##### INPUT MATERIAL

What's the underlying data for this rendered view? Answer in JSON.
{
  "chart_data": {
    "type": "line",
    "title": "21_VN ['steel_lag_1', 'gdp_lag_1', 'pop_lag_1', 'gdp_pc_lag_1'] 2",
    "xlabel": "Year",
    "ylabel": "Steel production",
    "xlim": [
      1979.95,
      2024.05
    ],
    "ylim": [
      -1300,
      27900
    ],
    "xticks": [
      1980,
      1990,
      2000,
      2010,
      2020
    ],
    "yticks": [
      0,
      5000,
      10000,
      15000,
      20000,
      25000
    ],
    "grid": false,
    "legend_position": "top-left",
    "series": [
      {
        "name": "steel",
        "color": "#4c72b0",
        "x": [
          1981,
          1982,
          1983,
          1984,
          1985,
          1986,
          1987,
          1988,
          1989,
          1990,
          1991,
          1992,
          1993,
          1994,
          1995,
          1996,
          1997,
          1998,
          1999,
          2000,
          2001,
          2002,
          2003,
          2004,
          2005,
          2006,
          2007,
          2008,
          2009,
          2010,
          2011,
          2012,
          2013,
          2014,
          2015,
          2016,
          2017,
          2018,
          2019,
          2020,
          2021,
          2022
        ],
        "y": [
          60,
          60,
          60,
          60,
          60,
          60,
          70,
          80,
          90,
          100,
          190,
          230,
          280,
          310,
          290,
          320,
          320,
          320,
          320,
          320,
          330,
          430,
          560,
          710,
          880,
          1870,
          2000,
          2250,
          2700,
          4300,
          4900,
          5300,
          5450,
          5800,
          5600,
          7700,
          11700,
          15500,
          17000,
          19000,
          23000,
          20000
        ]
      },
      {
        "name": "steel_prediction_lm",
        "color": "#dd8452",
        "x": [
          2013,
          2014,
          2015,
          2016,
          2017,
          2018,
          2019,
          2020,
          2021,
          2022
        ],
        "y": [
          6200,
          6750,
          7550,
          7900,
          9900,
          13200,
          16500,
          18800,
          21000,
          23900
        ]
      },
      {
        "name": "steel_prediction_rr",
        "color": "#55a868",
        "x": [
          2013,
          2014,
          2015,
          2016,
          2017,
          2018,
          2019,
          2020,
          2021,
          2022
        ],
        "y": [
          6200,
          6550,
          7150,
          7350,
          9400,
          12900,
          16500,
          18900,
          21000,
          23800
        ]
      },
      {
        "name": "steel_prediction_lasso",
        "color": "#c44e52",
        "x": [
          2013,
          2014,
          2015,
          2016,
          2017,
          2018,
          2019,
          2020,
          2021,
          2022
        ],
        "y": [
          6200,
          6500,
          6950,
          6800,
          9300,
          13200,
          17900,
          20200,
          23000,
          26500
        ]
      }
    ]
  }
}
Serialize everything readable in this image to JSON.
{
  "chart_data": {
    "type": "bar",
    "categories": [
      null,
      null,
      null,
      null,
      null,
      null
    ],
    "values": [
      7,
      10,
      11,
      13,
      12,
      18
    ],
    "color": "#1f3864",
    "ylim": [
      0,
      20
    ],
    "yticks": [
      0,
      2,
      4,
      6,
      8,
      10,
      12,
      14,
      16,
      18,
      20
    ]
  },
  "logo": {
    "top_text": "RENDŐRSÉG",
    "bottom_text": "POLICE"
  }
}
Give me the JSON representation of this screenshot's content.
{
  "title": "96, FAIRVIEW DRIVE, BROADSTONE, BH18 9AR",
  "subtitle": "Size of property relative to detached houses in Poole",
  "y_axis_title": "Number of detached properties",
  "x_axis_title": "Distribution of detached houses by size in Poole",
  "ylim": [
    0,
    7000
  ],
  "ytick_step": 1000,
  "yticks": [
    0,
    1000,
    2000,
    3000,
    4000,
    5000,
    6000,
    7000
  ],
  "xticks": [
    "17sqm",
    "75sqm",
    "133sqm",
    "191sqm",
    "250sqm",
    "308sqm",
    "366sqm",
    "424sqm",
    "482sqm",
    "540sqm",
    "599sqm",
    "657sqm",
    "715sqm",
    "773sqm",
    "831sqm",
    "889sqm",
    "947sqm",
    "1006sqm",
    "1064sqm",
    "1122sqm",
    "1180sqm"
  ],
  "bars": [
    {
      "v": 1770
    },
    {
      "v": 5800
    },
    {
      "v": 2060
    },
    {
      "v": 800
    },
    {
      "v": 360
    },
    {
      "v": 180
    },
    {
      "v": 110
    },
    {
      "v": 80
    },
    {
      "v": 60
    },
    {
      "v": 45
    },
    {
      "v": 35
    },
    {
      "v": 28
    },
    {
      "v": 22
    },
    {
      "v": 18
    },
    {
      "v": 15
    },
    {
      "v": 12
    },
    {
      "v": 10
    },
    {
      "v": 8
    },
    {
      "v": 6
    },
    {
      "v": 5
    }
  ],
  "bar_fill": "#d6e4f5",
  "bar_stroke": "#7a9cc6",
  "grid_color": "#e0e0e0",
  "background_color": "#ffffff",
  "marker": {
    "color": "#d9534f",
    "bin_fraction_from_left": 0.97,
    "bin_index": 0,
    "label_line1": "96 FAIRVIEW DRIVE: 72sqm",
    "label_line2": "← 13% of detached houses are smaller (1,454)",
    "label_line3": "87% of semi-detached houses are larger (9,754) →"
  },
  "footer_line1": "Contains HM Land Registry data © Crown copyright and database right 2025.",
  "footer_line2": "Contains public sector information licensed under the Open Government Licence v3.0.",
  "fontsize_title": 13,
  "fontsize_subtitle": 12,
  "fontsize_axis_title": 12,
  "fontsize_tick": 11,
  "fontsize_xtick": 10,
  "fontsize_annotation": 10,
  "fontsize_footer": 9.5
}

##########

→ **GIVEN PROBLEM**: Give an exact copy of all the data shown above.

→ **EXPECTED OUTPUT**:
What's the underlying data for this rendered view? Answer in JSON.
{
  "chart_data": {
    "type": "line",
    "title": "21_VN ['steel_lag_1', 'gdp_lag_1', 'pop_lag_1', 'gdp_pc_lag_1'] 2",
    "xlabel": "Year",
    "ylabel": "Steel production",
    "xlim": [
      1979.95,
      2024.05
    ],
    "ylim": [
      -1300,
      27900
    ],
    "xticks": [
      1980,
      1990,
      2000,
      2010,
      2020
    ],
    "yticks": [
      0,
      5000,
      10000,
      15000,
      20000,
      25000
    ],
    "grid": false,
    "legend_position": "top-left",
    "series": [
      {
        "name": "steel",
        "color": "#4c72b0",
        "x": [
          1981,
          1982,
          1983,
          1984,
          1985,
          1986,
          1987,
          1988,
          1989,
          1990,
          1991,
          1992,
          1993,
          1994,
          1995,
          1996,
          1997,
          1998,
          1999,
          2000,
          2001,
          2002,
          2003,
          2004,
          2005,
          2006,
          2007,
          2008,
          2009,
          2010,
          2011,
          2012,
          2013,
          2014,
          2015,
          2016,
          2017,
          2018,
          2019,
          2020,
          2021,
          2022
        ],
        "y": [
          60,
          60,
          60,
          60,
          60,
          60,
          70,
          80,
          90,
          100,
          190,
          230,
          280,
          310,
          290,
          320,
          320,
          320,
          320,
          320,
          330,
          430,
          560,
          710,
          880,
          1870,
          2000,
          2250,
          2700,
          4300,
          4900,
          5300,
          5450,
          5800,
          5600,
          7700,
          11700,
          15500,
          17000,
          19000,
          23000,
          20000
        ]
      },
      {
        "name": "steel_prediction_lm",
        "color": "#dd8452",
        "x": [
          2013,
          2014,
          2015,
          2016,
          2017,
          2018,
          2019,
          2020,
          2021,
          2022
        ],
        "y": [
          6200,
          6750,
          7550,
          7900,
          9900,
          13200,
          16500,
          18800,
          21000,
          23900
        ]
      },
      {
        "name": "steel_prediction_rr",
        "color": "#55a868",
        "x": [
          2013,
          2014,
          2015,
          2016,
          2017,
          2018,
          2019,
          2020,
          2021,
          2022
        ],
        "y": [
          6200,
          6550,
          7150,
          7350,
          9400,
          12900,
          16500,
          18900,
          21000,
          23800
        ]
      },
      {
        "name": "steel_prediction_lasso",
        "color": "#c44e52",
        "x": [
          2013,
          2014,
          2015,
          2016,
          2017,
          2018,
          2019,
          2020,
          2021,
          2022
        ],
        "y": [
          6200,
          6500,
          6950,
          6800,
          9300,
          13200,
          17900,
          20200,
          23000,
          26500
        ]
      }
    ]
  }
}
Serialize everything readable in this image to JSON.
{
  "chart_data": {
    "type": "bar",
    "categories": [
      null,
      null,
      null,
      null,
      null,
      null
    ],
    "values": [
      7,
      10,
      11,
      13,
      12,
      18
    ],
    "color": "#1f3864",
    "ylim": [
      0,
      20
    ],
    "yticks": [
      0,
      2,
      4,
      6,
      8,
      10,
      12,
      14,
      16,
      18,
      20
    ]
  },
  "logo": {
    "top_text": "RENDŐRSÉG",
    "bottom_text": "POLICE"
  }
}
Give me the JSON representation of this screenshot's content.
{
  "title": "96, FAIRVIEW DRIVE, BROADSTONE, BH18 9AR",
  "subtitle": "Size of property relative to detached houses in Poole",
  "y_axis_title": "Number of detached properties",
  "x_axis_title": "Distribution of detached houses by size in Poole",
  "ylim": [
    0,
    7000
  ],
  "ytick_step": 1000,
  "yticks": [
    0,
    1000,
    2000,
    3000,
    4000,
    5000,
    6000,
    7000
  ],
  "xticks": [
    "17sqm",
    "75sqm",
    "133sqm",
    "191sqm",
    "250sqm",
    "308sqm",
    "366sqm",
    "424sqm",
    "482sqm",
    "540sqm",
    "599sqm",
    "657sqm",
    "715sqm",
    "773sqm",
    "831sqm",
    "889sqm",
    "947sqm",
    "1006sqm",
    "1064sqm",
    "1122sqm",
    "1180sqm"
  ],
  "bars": [
    {
      "v": 1770
    },
    {
      "v": 5800
    },
    {
      "v": 2060
    },
    {
      "v": 800
    },
    {
      "v": 360
    },
    {
      "v": 180
    },
    {
      "v": 110
    },
    {
      "v": 80
    },
    {
      "v": 60
    },
    {
      "v": 45
    },
    {
      "v": 35
    },
    {
      "v": 28
    },
    {
      "v": 22
    },
    {
      "v": 18
    },
    {
      "v": 15
    },
    {
      "v": 12
    },
    {
      "v": 10
    },
    {
      "v": 8
    },
    {
      "v": 6
    },
    {
      "v": 5
    }
  ],
  "bar_fill": "#d6e4f5",
  "bar_stroke": "#7a9cc6",
  "grid_color": "#e0e0e0",
  "background_color": "#ffffff",
  "marker": {
    "color": "#d9534f",
    "bin_fraction_from_left": 0.97,
    "bin_index": 0,
    "label_line1": "96 FAIRVIEW DRIVE: 72sqm",
    "label_line2": "← 13% of detached houses are smaller (1,454)",
    "label_line3": "87% of semi-detached houses are larger (9,754) →"
  },
  "footer_line1": "Contains HM Land Registry data © Crown copyright and database right 2025.",
  "footer_line2": "Contains public sector information licensed under the Open Government Licence v3.0.",
  "fontsize_title": 13,
  "fontsize_subtitle": 12,
  "fontsize_axis_title": 12,
  "fontsize_tick": 11,
  "fontsize_xtick": 10,
  "fontsize_annotation": 10,
  "fontsize_footer": 9.5
}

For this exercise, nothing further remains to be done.